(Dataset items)
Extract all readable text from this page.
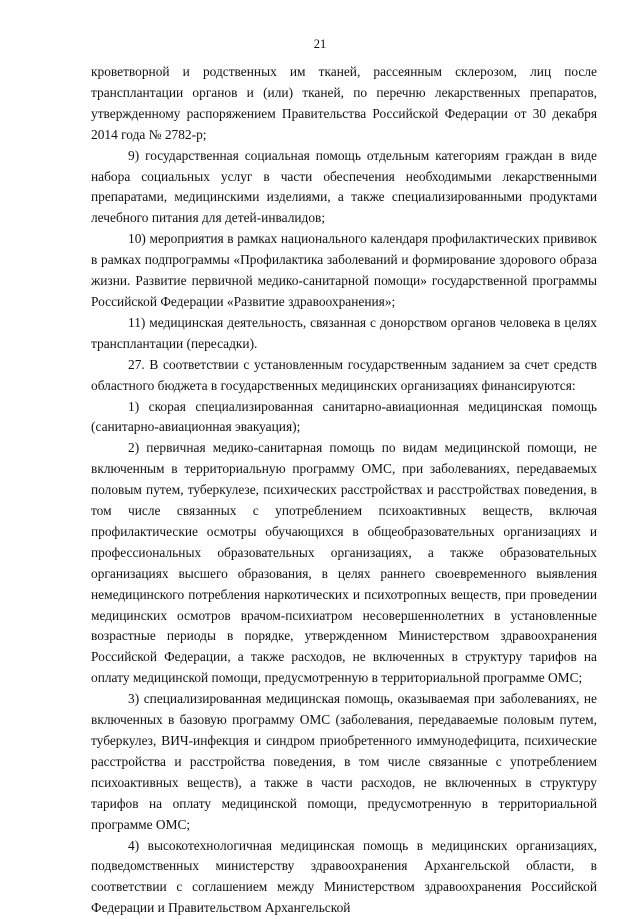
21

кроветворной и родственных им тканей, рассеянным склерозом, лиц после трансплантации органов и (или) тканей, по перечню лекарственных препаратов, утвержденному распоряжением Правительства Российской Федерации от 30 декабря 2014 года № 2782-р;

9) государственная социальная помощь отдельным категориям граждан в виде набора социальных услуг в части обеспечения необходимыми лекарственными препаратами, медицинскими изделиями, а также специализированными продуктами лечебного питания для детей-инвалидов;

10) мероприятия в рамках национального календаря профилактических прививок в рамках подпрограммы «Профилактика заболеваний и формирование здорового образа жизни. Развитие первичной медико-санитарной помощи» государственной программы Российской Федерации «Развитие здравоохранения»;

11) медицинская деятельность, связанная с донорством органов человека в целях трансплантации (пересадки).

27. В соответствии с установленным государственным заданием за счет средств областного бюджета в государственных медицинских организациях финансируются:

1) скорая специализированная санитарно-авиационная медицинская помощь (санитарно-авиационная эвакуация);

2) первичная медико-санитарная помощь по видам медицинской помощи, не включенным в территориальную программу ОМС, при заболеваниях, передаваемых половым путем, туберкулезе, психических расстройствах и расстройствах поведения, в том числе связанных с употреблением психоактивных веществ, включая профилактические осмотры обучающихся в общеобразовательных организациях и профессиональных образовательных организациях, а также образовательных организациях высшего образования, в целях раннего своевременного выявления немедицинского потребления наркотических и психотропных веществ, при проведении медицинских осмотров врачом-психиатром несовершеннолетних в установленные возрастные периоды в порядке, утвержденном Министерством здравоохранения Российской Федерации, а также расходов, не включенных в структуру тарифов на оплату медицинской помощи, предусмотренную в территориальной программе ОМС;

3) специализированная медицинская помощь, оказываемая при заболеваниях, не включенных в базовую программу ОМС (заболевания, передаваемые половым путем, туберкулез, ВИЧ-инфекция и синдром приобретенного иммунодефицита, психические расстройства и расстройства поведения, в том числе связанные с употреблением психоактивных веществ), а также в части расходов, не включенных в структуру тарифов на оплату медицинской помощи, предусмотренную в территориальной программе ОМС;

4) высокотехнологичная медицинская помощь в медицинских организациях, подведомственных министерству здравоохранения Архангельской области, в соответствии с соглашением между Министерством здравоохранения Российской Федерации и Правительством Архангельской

* * *

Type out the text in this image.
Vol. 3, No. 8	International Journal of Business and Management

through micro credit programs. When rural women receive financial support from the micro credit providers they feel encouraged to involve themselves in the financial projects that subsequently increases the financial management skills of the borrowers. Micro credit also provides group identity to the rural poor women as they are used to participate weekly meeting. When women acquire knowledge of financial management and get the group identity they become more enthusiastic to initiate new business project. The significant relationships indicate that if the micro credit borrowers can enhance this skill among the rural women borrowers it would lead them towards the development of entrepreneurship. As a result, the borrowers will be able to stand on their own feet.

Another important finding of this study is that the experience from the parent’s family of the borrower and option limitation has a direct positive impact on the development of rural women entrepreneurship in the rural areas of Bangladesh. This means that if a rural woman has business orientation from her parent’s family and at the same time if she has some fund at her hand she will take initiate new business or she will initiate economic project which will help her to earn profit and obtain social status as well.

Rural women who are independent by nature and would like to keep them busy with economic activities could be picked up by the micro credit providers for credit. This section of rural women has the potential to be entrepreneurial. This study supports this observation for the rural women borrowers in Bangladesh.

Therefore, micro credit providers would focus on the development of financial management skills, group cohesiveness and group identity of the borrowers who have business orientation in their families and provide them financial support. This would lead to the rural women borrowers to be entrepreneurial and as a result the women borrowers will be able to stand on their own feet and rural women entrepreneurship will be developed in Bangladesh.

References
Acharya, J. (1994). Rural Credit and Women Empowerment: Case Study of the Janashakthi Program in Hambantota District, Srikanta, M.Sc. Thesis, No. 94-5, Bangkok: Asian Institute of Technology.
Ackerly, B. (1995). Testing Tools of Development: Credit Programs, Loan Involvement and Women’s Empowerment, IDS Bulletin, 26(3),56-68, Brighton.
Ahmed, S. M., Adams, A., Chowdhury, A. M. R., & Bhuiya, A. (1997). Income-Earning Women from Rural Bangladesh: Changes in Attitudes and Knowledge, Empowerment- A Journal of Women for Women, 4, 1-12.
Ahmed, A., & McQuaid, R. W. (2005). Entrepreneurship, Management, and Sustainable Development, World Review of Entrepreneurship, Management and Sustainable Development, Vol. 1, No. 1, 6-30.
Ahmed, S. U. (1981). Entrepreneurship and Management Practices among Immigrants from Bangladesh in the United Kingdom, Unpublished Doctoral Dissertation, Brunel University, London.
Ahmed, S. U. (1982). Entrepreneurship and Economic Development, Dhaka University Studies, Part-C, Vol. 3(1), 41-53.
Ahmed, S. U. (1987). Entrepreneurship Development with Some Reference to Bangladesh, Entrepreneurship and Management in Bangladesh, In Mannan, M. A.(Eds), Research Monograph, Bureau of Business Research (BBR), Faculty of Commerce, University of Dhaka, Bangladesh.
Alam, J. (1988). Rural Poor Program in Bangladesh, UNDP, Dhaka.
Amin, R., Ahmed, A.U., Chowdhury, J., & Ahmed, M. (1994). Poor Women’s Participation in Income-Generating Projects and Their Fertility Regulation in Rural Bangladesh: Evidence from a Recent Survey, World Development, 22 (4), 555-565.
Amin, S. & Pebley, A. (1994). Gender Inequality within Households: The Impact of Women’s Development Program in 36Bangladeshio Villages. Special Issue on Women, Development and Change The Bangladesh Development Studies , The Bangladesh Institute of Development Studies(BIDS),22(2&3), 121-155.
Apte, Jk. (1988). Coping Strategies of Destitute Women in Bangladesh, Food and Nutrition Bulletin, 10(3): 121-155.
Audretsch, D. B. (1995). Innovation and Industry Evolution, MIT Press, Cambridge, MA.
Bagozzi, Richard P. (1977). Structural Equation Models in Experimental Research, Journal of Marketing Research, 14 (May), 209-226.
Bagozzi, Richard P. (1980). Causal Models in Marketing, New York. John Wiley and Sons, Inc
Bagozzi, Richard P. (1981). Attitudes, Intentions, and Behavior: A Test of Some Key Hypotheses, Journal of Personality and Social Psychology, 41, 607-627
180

==

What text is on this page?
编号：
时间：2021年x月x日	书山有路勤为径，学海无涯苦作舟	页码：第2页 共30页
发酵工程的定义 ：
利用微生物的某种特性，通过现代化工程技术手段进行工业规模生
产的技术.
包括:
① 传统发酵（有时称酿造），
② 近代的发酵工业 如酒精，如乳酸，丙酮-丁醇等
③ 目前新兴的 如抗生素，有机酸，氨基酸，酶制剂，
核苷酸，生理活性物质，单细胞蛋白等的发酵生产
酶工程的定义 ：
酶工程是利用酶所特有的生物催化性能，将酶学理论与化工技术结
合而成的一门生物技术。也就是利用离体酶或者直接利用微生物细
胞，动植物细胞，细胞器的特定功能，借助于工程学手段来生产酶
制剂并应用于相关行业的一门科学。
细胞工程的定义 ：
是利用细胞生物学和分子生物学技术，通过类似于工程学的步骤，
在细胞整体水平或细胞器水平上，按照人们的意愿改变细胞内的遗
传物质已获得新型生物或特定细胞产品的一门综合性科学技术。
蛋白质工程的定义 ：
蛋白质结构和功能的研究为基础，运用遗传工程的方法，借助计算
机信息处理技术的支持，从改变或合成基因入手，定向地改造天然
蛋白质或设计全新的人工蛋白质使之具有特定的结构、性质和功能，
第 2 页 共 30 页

● DIRECTIONS
Pick out and copy every line that contains the word "Models".

● SOLVED EXERCISE
Bagozzi, Richard P. (1977). Structural Equation Models in Experimental Research, Journal of Marketing Research, 14 (May), 209-226.
Bagozzi, Richard P. (1980). Causal Models in Marketing, New York. John Wiley and Sons, Inc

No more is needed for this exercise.